DATASET EXTRACT
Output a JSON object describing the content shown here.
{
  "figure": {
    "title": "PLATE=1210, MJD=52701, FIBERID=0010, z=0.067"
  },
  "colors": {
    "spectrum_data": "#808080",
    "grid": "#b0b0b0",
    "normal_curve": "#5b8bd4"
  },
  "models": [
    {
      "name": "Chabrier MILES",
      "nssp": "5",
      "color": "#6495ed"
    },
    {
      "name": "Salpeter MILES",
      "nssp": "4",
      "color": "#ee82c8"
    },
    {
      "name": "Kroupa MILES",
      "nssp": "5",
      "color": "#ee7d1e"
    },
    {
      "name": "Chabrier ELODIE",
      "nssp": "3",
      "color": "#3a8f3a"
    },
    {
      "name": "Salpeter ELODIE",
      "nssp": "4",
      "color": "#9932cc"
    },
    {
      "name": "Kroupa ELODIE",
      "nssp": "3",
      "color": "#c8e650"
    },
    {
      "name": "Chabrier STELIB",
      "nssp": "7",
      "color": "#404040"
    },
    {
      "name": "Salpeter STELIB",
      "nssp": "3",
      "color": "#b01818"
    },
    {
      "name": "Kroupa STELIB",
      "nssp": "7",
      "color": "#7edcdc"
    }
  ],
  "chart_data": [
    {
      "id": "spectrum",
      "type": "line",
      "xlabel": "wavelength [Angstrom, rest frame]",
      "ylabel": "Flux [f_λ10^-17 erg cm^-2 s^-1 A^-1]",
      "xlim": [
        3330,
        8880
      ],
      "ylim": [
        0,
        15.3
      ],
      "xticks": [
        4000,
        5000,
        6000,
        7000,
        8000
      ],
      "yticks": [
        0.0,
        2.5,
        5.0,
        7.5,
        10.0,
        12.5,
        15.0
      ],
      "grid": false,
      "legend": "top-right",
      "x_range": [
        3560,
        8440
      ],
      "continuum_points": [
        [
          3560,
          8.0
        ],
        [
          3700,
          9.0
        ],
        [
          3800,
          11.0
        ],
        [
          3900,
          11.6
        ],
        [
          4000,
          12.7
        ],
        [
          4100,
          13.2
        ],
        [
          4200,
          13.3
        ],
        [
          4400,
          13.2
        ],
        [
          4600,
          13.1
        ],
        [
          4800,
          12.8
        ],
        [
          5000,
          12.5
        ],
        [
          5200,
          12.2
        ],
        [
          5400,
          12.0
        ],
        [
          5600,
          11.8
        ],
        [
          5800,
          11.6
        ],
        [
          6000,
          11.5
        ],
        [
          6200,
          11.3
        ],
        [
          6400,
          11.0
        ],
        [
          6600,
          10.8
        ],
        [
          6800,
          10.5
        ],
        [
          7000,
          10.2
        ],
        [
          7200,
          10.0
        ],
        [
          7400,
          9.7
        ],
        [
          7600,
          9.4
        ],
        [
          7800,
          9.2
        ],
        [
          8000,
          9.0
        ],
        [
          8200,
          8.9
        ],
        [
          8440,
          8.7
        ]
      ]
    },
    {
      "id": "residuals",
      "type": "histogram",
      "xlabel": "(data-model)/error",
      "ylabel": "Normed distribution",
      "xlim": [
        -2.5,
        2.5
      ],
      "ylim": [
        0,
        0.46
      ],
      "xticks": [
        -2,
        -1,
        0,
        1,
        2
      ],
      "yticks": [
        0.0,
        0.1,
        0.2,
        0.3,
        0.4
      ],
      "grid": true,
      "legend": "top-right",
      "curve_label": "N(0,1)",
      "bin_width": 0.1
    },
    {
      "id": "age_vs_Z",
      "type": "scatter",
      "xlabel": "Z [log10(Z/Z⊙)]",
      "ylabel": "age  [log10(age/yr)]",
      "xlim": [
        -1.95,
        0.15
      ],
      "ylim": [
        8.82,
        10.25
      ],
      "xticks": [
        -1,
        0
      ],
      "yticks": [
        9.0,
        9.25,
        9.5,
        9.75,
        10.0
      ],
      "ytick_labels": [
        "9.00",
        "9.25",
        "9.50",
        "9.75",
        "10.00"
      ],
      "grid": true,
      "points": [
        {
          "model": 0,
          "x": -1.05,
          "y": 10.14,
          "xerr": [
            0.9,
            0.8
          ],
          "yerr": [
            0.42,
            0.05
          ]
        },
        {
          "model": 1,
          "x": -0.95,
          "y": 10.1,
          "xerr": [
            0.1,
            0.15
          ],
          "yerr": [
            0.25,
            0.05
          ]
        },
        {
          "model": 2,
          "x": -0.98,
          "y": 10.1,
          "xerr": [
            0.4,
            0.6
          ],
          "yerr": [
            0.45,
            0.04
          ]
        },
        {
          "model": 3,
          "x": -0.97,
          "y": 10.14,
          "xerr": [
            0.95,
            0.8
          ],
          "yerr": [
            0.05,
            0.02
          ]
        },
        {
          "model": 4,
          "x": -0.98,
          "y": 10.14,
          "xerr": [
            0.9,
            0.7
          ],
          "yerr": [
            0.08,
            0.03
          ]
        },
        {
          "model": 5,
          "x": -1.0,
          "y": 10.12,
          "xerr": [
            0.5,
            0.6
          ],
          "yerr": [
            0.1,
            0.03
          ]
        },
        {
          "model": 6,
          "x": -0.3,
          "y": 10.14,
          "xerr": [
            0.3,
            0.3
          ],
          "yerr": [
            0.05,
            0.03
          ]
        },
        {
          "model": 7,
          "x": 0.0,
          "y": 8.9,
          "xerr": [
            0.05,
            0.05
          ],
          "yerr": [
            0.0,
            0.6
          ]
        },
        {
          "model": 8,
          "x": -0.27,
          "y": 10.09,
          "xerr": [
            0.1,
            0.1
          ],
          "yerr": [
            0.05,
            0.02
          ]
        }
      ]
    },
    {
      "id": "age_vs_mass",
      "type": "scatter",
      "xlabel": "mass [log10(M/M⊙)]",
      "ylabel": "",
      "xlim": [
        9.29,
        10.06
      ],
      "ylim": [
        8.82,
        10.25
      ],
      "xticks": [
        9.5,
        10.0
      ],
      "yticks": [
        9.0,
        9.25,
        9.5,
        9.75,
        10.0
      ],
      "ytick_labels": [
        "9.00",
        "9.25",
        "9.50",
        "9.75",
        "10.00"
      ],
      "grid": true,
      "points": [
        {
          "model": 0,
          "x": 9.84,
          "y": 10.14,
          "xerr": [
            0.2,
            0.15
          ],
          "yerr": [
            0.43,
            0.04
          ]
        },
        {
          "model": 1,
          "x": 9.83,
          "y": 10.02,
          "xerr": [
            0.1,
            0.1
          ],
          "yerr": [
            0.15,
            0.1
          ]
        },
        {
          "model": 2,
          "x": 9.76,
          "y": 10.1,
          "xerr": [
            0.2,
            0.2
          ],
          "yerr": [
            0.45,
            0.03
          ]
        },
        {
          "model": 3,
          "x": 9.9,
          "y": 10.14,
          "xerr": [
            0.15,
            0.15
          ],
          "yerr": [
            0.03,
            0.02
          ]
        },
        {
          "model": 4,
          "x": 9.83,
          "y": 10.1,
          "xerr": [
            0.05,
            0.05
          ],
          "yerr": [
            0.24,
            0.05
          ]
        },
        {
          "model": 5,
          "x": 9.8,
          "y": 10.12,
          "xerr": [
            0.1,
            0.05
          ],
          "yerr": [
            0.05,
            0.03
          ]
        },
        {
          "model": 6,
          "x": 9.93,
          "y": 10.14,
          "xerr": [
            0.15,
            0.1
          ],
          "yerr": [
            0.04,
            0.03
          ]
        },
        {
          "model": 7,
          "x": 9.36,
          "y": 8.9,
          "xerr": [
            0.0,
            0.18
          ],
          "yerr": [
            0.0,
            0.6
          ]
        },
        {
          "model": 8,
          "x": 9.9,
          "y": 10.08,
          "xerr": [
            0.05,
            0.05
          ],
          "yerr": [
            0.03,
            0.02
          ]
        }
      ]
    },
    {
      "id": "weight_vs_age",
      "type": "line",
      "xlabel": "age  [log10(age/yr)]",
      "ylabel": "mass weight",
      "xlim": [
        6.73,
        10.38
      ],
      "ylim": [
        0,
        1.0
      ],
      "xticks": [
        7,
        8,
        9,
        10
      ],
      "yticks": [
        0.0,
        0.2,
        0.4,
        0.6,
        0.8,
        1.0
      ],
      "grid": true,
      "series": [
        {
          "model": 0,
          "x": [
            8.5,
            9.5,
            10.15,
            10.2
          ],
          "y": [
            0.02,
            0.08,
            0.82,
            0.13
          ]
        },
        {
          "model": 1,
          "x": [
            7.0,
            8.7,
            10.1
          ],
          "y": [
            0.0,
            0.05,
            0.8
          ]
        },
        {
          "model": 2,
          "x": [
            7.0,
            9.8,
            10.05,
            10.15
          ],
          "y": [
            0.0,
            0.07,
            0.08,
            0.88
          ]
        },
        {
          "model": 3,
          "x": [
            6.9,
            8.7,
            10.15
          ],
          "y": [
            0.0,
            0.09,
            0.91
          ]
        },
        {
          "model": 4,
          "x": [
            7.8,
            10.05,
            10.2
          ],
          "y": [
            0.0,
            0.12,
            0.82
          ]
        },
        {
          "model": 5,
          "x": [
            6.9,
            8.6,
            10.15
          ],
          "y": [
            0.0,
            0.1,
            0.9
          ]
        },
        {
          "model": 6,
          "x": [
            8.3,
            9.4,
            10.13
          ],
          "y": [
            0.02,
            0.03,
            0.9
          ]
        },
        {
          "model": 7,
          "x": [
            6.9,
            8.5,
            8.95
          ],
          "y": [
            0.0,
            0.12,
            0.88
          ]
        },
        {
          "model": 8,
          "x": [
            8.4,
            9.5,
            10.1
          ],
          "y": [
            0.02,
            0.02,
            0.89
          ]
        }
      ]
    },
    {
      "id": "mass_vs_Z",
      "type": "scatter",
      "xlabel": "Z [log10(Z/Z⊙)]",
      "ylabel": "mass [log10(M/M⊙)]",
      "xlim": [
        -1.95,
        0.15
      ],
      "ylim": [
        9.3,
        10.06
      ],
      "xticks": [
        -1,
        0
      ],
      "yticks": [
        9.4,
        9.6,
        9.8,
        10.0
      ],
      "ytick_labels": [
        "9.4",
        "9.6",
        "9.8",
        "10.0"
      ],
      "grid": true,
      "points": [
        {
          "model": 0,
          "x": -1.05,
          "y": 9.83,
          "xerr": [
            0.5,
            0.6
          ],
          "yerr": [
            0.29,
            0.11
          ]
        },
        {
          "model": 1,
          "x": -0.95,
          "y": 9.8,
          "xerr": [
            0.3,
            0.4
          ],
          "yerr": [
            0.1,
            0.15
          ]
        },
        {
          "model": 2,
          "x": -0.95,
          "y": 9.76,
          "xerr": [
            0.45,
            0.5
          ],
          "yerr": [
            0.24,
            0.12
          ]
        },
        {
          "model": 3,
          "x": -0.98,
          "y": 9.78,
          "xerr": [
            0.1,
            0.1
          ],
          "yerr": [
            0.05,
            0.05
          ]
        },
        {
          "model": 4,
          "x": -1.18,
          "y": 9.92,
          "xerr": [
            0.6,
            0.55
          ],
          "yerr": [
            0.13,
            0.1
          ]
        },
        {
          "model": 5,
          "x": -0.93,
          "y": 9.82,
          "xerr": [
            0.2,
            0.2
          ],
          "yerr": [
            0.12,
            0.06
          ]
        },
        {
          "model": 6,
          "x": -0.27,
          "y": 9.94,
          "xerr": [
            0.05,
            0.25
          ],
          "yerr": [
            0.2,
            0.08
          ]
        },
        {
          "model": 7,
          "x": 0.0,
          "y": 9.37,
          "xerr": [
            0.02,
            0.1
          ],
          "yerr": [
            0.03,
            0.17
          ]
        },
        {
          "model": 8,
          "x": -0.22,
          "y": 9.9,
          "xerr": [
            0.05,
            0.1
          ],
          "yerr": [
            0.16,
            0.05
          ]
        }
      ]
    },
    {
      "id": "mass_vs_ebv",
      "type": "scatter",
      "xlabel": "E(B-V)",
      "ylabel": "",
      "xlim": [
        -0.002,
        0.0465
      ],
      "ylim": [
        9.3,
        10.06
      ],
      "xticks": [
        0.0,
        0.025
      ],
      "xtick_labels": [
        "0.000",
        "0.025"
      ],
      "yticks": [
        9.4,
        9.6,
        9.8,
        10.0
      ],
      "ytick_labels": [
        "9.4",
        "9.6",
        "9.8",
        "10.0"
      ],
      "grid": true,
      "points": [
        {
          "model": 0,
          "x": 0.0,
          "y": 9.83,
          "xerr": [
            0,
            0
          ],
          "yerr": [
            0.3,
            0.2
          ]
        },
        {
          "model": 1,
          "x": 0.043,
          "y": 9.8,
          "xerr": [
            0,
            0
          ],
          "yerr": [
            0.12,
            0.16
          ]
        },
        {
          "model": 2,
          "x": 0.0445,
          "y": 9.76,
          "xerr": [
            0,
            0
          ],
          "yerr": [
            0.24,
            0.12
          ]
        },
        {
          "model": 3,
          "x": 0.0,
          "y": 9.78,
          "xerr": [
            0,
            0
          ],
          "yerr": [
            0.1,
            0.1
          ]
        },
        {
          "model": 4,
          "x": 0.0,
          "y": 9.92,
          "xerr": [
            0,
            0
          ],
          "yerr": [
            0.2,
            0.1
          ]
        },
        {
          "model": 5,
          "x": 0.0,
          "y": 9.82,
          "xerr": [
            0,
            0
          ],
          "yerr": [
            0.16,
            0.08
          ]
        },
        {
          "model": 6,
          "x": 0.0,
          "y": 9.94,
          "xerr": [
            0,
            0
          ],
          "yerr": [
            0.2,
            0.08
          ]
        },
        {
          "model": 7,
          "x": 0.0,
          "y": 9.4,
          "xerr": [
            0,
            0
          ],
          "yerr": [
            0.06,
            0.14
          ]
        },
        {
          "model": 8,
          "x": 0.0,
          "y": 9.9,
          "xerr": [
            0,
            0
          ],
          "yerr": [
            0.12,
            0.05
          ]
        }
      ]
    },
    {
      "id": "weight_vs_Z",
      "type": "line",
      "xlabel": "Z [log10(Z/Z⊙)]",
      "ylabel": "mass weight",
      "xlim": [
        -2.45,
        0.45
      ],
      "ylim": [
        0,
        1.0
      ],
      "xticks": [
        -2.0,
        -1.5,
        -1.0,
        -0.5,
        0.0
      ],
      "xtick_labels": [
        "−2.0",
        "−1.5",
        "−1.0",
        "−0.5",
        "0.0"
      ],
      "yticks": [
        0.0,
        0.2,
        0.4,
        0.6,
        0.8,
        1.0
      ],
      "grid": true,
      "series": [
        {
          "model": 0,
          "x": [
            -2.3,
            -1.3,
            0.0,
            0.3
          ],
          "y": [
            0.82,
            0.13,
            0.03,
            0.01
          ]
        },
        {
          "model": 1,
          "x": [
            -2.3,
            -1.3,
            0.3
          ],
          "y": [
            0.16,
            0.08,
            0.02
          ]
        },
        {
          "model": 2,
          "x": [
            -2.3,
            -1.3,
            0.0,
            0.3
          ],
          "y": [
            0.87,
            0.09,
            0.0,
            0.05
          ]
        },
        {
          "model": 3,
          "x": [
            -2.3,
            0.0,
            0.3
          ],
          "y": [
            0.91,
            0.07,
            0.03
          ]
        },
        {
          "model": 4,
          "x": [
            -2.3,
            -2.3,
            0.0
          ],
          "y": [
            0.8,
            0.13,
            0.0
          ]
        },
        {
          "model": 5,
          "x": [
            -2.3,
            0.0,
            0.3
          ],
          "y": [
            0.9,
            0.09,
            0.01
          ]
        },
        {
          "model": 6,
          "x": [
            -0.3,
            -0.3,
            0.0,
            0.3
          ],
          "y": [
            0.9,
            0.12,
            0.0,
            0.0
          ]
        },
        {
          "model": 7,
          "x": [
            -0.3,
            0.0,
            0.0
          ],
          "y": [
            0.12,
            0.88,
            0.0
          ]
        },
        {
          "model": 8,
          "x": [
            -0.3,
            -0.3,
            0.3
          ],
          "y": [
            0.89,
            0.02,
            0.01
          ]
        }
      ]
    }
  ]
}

SHORT TASK
Report every line containing the word "ELODIE" from the listing above.

REPLY
      "name": "Chabrier ELODIE",
      "name": "Salpeter ELODIE",
      "name": "Kroupa ELODIE",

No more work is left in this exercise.